SOURCE PASSAGE →
Graph query CLI tool (#679)

New CLI tool that enables selective queries against the triple store unlike tg-show-graph which dumps the entire graph. Features: - Filter by subject, predicate, object, and/or named graph - Auto-detection of term types (IRI, literal, quoted triple) - Two ways to specify quoted triples: - Inline Turtle-style: -o "<<s p o>>" - Explicit flags: --qt-subject, --qt-predicate, --qt-object - Output formats: space-separated, pipe-separated, JSON, JSON Lines - Streaming mode for efficient large result sets Auto-detection rules: - http://, https://, urn:, or <wrapped> -> IRI - <<s p o>> -> quoted triple - Otherwise -> literal
2026-06-17 02:45:14 +02:00 · 2026-03-10 11:03:34 +00:00 · 2026-03-10 11:03:34 +00:00 · c951562189
commit c951562189
parent ec83775789
2 changed files with 561 additions and 0 deletions
--- a/trustgraph-cli/trustgraph/cli/query_graph.py
+++ b/trustgraph-cli/trustgraph/cli/query_graph.py
@ -0,0 +1,560 @@
+"""
+Query the triple store with pattern matching and configurable output formats.
+
+Unlike tg-show-graph which dumps the entire graph, this tool enables selective
+queries by specifying any combination of subject, predicate, object, and graph.
+
+Auto-detection rules for values:
+  - Starts with http://, https://, urn:, or wrapped in <> -> IRI
+  - Starts with << -> quoted triple (Turtle-style)
+  - Anything else -> literal
+
+Examples:
+  tg-query-graph -s "http://example.org/entity"
+  tg-query-graph -p "http://www.w3.org/2000/01/rdf-schema#label"
+  tg-query-graph -o "Marie Curie" --object-language en
+  tg-query-graph -o "<<http://ex.org/s http://ex.org/p http://ex.org/o>>"
+"""
+
+import argparse
+import json
+import os
+import sys
+from trustgraph.api import Api
+
+default_url = os.getenv("TRUSTGRAPH_URL", 'http://localhost:8088/')
+default_user = 'trustgraph'
+default_collection = 'default'
+default_token = os.getenv("TRUSTGRAPH_TOKEN", None)
+
+
+def parse_inline_quoted_triple(value):
+    """Parse inline Turtle-style quoted triple: <<s p o>>
+
+    Args:
+        value: String in format "<<subject predicate object>>"
+
+    Returns:
+        dict: Wire-format quoted triple term, or None if parsing fails
+    """
+    # Strip << and >> markers
+    inner = value[2:-2].strip()
+
+    # Split on whitespace, but respect quoted strings
+    # Simple approach: split and handle common cases
+    parts = []
+    current = ""
+    in_quotes = False
+    quote_char = None
+
+    for char in inner:
+        if char in ('"', "'") and not in_quotes:
+            in_quotes = True
+            quote_char = char
+            current += char
+        elif char == quote_char and in_quotes:
+            in_quotes = False
+            quote_char = None
+            current += char
+        elif char.isspace() and not in_quotes:
+            if current:
+                parts.append(current)

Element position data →
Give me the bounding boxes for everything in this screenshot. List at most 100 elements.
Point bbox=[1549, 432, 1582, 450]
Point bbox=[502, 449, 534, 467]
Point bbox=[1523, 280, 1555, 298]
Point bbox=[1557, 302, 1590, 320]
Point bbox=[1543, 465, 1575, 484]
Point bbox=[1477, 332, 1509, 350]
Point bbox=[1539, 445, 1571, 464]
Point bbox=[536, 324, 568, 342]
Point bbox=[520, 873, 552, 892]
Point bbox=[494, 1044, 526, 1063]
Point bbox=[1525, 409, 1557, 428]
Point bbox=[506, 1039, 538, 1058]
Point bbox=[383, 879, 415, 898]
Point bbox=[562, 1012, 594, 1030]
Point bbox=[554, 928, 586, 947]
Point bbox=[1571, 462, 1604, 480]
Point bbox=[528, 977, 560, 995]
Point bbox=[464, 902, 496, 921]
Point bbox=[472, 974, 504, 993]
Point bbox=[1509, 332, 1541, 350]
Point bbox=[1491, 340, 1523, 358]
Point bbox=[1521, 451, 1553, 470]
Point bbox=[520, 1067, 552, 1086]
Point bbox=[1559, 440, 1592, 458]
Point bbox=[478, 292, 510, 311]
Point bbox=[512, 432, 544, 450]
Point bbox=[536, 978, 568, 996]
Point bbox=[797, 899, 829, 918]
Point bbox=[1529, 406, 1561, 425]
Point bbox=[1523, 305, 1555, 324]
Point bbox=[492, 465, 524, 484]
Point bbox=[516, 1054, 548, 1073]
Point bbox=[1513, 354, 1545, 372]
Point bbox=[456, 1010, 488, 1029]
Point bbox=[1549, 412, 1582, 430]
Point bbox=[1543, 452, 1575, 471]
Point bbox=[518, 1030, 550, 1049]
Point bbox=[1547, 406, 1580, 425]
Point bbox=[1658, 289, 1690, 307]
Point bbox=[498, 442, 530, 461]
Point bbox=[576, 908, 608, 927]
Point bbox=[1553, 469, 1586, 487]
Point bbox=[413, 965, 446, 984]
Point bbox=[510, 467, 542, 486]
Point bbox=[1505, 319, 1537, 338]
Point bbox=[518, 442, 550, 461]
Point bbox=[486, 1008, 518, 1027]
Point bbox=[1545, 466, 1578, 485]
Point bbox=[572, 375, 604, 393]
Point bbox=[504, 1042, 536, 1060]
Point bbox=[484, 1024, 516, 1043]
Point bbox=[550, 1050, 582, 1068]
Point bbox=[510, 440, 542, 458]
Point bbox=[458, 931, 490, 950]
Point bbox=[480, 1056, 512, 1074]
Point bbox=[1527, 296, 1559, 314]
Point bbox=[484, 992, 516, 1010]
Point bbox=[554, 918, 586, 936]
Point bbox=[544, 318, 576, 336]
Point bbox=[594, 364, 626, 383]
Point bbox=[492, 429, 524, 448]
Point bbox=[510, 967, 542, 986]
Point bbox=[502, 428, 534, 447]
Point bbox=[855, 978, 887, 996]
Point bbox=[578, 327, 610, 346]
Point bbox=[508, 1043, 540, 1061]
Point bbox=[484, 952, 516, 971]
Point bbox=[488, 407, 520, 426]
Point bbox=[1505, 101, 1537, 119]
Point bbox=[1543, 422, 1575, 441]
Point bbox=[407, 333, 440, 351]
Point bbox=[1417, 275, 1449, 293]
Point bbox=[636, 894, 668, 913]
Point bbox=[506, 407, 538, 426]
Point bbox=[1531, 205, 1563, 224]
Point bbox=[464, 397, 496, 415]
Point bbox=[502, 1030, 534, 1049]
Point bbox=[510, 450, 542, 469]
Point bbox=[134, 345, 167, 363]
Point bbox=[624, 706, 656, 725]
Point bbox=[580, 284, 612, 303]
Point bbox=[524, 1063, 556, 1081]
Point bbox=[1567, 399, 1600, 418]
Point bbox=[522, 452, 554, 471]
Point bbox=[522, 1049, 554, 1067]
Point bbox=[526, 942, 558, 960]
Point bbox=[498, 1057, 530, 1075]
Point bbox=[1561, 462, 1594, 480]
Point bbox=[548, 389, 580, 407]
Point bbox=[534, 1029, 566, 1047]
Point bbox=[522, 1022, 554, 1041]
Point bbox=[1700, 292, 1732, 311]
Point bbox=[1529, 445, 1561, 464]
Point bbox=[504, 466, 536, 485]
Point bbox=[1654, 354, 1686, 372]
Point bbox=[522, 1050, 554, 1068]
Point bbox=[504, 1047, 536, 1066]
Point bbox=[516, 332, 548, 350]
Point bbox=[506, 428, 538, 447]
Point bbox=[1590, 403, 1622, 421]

REQUIRED TASK → Continue the graph query CLI source from its last line onward.

OUTPUT OF THE EXERCISE →
+                current = ""
+        else:
+            current += char
+
+    if current:
+        parts.append(current)
+
+    if len(parts) != 3:
+        raise ValueError(
+            f"Quoted triple must have exactly 3 parts (s p o), got {len(parts)}: {parts}"
+        )
+
+    s_val, p_val, o_val = parts
+
+    # Build the inner triple terms
+    s_term = build_term(s_val)
+    p_term = build_term(p_val)
+    o_term = build_term(o_val)
+
+    return {
+        "t": "t",
+        "tr": {
+            "s": s_term,
+            "p": p_term,
+            "o": o_term
+        }
+    }
+
+
+def build_term(value, term_type=None, datatype=None, language=None):
+    """Build wire-format Term dict from CLI input.
+
+    Auto-detection rules (when term_type is None):
+      - Starts with http://, https://, urn: -> IRI
+      - Wrapped in <> (e.g., <http://...>) -> IRI (angle brackets stripped)
+      - Starts with << and ends with >> -> quoted triple
+      - Anything else -> literal
+
+    Args:
+        value: The term value
+        term_type: One of 'iri', 'literal', 'triple', or None for auto-detect
+        datatype: Datatype for literal objects (e.g., xsd:integer)
+        language: Language tag for literal objects (e.g., en)
+
+    Returns:
+        dict: Wire-format Term dict, or None if value is None
+    """
+    if value is None:
+        return None
+
+    # Auto-detect type if not specified
+    if term_type is None:
+        if value.startswith("<<") and value.endswith(">>"):
+            term_type = "triple"
+        elif value.startswith("<") and value.endswith(">") and not value.startswith("<<"):
+            # Angle-bracket wrapped IRI: <http://...>
+            value = value[1:-1]  # Strip < and >
+            term_type = "iri"
+        elif value.startswith(("http://", "https://", "urn:")):
+            term_type = "iri"
+        else:
+            term_type = "literal"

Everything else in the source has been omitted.